(begin)

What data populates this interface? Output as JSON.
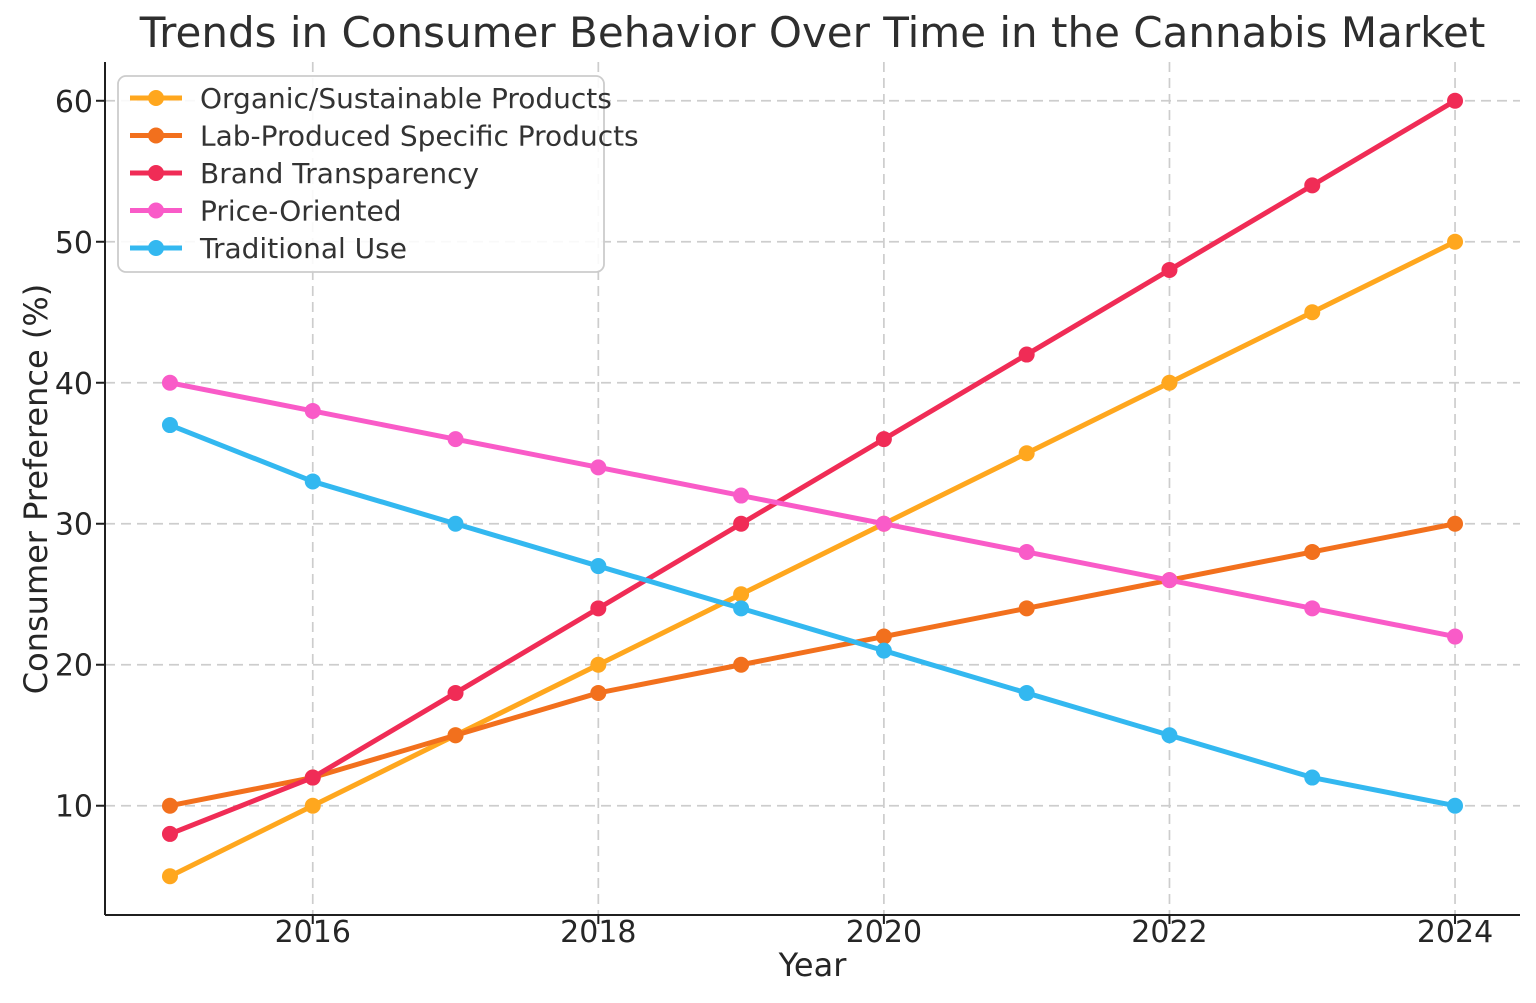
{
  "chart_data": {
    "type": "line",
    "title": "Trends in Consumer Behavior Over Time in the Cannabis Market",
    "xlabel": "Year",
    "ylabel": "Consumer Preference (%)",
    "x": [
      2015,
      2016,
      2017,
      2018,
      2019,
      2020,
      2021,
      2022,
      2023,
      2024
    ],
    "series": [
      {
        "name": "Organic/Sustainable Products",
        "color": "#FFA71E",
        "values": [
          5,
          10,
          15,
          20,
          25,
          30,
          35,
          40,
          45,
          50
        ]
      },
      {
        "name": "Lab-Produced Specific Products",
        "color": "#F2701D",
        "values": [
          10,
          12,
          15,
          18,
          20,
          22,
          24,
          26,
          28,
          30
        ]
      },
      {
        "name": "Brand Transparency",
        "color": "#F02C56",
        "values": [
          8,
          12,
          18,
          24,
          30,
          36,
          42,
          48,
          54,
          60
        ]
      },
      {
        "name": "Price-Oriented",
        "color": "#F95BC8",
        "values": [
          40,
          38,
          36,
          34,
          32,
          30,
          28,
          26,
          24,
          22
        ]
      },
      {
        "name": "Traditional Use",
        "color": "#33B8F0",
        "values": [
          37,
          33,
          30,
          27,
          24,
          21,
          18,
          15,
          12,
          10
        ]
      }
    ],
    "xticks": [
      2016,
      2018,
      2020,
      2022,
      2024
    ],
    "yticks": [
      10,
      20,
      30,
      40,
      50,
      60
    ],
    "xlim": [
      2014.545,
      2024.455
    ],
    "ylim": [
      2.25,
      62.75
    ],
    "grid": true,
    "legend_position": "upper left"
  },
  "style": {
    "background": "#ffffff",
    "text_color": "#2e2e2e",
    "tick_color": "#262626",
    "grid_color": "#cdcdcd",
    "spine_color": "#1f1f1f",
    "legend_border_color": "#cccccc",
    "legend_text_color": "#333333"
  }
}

(end)
(begin)

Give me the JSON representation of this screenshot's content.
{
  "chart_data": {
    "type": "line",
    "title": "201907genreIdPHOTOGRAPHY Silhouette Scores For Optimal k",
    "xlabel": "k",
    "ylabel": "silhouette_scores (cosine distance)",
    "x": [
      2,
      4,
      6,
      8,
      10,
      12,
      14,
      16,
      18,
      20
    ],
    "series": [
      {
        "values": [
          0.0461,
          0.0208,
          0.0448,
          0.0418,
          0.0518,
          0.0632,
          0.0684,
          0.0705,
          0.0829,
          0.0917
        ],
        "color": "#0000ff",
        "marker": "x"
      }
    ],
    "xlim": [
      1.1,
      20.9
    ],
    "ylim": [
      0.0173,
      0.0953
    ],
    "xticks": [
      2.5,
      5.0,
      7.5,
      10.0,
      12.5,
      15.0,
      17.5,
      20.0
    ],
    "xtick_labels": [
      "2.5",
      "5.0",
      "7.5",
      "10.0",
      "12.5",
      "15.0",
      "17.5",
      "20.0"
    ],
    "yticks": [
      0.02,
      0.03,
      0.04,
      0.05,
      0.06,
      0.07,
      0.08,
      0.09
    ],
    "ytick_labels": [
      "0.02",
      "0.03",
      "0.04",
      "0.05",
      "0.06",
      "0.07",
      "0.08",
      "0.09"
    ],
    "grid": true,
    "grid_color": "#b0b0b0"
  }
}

(end)
(begin)

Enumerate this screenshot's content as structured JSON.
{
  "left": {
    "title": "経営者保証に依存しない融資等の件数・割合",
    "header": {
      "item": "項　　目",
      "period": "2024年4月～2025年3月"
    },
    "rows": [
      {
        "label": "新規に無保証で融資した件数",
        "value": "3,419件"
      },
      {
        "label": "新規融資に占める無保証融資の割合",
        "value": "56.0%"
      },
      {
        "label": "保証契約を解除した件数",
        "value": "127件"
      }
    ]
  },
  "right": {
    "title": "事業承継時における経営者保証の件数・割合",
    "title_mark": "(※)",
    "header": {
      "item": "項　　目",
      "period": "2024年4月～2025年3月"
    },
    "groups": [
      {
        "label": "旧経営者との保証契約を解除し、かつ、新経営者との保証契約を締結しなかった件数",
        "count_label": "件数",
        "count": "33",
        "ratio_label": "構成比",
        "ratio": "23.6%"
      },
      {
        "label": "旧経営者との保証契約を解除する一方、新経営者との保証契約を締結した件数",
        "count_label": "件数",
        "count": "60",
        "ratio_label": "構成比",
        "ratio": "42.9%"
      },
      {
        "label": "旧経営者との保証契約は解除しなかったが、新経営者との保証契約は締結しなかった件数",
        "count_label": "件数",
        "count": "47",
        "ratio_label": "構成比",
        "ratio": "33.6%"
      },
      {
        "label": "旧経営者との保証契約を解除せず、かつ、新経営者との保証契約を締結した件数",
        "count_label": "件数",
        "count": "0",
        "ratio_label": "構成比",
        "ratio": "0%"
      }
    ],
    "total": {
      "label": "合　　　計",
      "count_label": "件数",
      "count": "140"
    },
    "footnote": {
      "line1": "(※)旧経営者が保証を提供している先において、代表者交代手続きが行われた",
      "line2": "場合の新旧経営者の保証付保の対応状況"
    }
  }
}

(end)

Problem requirements → Say how many lines in the records contain the string "content", and say nothing else.

The output → 2